### What is required
Pull each line holding "garage" out of the entries below.

#### Data lines

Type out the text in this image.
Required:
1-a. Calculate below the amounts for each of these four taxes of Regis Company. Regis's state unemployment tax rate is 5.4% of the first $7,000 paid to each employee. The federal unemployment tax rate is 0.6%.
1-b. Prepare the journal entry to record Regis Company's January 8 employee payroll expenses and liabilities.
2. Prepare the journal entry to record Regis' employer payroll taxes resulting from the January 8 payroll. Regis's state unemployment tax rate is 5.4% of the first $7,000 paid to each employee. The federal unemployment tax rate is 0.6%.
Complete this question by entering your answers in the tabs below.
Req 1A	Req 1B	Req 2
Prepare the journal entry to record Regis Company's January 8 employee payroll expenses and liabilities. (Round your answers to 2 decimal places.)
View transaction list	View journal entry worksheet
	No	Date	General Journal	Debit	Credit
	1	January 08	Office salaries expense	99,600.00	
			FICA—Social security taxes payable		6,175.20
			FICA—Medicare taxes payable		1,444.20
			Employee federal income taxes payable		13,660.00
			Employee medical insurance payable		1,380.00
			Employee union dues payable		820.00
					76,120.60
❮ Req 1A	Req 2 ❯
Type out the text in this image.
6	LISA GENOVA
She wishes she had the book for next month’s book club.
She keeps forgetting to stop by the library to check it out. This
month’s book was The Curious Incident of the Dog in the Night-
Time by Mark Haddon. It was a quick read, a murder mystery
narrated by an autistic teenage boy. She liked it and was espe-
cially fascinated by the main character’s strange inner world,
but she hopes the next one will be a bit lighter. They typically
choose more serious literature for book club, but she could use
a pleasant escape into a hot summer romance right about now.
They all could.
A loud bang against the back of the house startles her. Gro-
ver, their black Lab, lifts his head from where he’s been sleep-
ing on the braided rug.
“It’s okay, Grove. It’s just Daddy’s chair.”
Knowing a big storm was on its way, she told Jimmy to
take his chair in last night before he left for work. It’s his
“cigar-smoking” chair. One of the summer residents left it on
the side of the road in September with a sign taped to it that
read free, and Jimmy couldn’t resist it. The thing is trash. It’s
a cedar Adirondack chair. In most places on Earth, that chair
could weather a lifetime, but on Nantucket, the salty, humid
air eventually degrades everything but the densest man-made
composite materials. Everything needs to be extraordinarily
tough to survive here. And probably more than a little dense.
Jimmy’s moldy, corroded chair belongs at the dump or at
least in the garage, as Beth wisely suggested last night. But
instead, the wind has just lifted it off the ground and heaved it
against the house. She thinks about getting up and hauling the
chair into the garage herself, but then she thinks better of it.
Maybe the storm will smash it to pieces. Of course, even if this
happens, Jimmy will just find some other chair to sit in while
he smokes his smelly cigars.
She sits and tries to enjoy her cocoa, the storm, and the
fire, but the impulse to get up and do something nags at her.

########

### Answer to this exercise
least in the garage, as Beth wisely suggested last night. But
chair into the garage herself, but then she thinks better of it.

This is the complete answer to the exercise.